** What to work on **
A - According to the text on notable Canadians, for how many days did Terry Fox run a marathon a day during his Marathon of Hope?
B - Return everything in the text on notable Canadians from "She moved to" down to "prisoners of war.", copied word for word.

** Given text **

He partook in the Second Battle of Ypres in April 1915 and he was a great sniper that is credited with killing no fewer than 378 people and capturing 300 prisoners. Also, he fought at the Battle of the Somme in 1916 and the Battle of Passchendaele in November 1917.
Francis is one of the most highly decorated Indigenous soldiers in the military history of Canada. He received the Military Medal in 1916 and two bars for his bravery at Ypres , Passchendaele, Amiens and Second Battle of Arras.
Between 1921 and 1925, he served as the chief of the Parry Island Band and later served as a band councillor between 1933 and 1936 and he lobbied the prime minister and policy-makers to reform and improve the government’s treatment of Indigenous peoples during that time.
Won Alexander Cumyow: 1861 — 1955
Won Alexander Cumyow became the first known baby of Chinese parents that was born in Canada in 1861.
He started and completed his high school in Vancouver and went on to start a career as a court translator that could translate in English, Cantonese, Hakka and Chinook Jargon.
He voted in 1890 but the right was taken away from him in 1895 when the provincial government cancelled the right to vote via a series of legal moves. In 1902, he challenged the law but the laws limiting his democratic rights were not be repealed until after the Second World War.
He voted again in the federal election held in 1949 at the age of 88, making him the only person of Chinese origin to have voted before and after the disenfranchisement legislation.
Terry Fox: 1958 — 1981
A national icon, activist and athlete. He died of cancer in 1981 at the age of 22, after attempting to run across Canada to generate money and awareness for cancer research.
During his Marathon of Hope, he ran a marathon a day for 143 days covering 5,373 kilometres despite losing his right leg to cancer. He was forced to stop his run in Thunder Bay, Ontario when the disease spread to his lungs. He died 9 months later.
Fox became the youngest person to receive the Order of Canada award in 1980. The annual Terry Fox Run is held all over the world. The Terry Fox Foundation raised around $800 million for cancer research as at April 2020.
Lotta Hitschmanova: 1909 — 1990
Lotta was born in Prague in 1909. She established the Unitarian Service Committee of Canada in 1945. The committee advocated for the poor, sick and starving victims of war, natural disasters and substandard education.
She moved to Canada in July 1942 and settled in Ottawa where she started a job as a postal censor in the Department of War Services and part of her job functions included reading the letters of German prisoners of war.

** Supplied material **

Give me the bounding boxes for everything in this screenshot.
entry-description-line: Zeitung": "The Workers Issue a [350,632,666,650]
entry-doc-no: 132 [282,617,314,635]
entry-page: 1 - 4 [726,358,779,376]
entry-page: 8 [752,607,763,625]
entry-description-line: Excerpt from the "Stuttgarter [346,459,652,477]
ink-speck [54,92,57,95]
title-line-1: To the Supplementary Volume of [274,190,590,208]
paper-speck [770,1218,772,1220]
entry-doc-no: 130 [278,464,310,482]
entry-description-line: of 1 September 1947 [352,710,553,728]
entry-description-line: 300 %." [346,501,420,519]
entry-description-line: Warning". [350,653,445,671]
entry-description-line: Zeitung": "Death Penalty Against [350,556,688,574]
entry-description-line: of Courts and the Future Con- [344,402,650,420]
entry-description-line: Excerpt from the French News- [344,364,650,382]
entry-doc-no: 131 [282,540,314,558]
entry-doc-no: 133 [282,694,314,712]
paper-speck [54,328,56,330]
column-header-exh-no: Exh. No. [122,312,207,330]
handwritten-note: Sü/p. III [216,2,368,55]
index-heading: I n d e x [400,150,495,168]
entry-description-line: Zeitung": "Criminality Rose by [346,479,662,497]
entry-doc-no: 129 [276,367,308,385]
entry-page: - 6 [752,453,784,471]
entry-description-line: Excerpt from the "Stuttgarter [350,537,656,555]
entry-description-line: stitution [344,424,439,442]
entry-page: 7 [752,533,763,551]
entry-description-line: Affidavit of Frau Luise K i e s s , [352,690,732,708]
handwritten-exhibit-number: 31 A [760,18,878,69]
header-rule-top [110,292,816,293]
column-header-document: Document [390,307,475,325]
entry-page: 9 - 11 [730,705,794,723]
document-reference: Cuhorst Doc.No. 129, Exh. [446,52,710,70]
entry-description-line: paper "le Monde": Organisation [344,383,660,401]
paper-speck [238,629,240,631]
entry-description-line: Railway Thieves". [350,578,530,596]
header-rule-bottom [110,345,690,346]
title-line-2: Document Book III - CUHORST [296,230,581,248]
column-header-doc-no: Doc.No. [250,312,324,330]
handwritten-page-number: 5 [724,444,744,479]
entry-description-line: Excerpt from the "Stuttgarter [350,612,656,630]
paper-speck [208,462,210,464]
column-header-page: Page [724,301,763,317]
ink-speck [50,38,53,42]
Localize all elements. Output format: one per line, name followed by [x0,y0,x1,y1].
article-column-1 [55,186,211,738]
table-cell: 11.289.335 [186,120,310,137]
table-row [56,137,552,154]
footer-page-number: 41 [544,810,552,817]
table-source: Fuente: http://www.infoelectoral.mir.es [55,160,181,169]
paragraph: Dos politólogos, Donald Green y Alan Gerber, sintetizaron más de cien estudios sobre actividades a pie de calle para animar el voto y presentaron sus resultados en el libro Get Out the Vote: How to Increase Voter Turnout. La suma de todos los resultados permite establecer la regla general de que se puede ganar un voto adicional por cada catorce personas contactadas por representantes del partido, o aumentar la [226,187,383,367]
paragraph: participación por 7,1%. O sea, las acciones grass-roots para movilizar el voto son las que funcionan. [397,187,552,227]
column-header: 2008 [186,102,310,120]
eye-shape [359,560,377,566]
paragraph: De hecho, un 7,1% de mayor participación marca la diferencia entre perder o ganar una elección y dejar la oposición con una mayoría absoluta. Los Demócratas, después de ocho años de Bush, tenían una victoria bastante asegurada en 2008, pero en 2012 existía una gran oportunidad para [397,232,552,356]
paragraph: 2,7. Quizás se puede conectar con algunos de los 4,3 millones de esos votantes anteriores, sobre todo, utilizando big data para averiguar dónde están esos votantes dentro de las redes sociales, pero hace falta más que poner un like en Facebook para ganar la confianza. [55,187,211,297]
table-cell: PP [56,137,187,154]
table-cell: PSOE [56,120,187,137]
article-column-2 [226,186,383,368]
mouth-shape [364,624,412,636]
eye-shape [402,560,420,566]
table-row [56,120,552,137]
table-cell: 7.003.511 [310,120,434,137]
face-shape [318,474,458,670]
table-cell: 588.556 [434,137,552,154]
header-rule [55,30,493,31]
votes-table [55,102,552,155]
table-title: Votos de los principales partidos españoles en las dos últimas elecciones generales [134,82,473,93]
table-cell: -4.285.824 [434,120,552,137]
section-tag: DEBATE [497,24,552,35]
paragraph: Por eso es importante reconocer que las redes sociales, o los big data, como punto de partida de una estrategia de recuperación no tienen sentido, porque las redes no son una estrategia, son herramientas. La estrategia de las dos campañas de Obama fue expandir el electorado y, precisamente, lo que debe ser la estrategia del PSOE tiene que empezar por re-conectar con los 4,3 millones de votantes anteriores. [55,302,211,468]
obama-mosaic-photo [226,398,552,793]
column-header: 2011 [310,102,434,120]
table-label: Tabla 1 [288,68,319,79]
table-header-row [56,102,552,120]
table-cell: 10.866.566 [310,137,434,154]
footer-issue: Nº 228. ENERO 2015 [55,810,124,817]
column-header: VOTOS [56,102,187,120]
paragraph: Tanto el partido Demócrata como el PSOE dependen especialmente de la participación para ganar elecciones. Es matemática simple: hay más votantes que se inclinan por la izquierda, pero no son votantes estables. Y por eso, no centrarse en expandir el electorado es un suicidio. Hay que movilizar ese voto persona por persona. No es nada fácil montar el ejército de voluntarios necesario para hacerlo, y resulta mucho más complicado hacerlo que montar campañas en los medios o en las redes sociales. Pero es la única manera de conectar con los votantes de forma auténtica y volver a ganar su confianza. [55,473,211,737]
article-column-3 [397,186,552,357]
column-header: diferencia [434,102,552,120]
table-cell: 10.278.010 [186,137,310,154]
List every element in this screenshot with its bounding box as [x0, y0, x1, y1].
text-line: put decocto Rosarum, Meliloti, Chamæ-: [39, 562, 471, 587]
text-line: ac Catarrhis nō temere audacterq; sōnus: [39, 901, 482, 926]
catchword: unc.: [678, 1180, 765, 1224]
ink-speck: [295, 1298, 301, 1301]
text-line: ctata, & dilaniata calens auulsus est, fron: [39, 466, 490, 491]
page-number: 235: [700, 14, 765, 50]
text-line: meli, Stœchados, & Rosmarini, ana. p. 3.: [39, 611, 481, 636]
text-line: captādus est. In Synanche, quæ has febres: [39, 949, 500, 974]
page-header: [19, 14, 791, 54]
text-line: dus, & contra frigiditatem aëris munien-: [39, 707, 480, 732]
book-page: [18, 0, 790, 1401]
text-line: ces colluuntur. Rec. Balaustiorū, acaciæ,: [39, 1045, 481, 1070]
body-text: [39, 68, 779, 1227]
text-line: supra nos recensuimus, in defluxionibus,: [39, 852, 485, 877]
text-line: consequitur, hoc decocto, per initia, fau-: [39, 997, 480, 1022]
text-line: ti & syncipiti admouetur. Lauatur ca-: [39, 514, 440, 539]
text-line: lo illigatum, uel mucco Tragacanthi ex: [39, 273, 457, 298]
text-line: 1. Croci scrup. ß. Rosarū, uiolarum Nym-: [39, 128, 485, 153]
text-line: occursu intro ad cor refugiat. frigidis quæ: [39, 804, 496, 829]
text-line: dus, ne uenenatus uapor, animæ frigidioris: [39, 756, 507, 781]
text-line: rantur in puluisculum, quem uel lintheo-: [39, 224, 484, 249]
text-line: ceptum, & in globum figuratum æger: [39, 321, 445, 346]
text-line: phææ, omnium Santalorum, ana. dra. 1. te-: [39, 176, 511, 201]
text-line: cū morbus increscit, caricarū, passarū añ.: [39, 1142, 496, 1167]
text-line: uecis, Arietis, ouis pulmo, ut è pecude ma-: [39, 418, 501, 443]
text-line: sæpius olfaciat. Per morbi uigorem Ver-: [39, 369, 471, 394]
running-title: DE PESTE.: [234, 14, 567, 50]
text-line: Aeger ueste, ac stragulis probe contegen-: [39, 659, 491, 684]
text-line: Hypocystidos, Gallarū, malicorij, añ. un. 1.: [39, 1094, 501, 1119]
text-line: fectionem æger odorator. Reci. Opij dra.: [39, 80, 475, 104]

** Problem solutions **
A - 143 days.

B -
She moved to Canada in July 1942 and settled in Ottawa where she started a job as a postal censor in the Department of War Services and part of her job functions included reading the letters of German prisoners of war.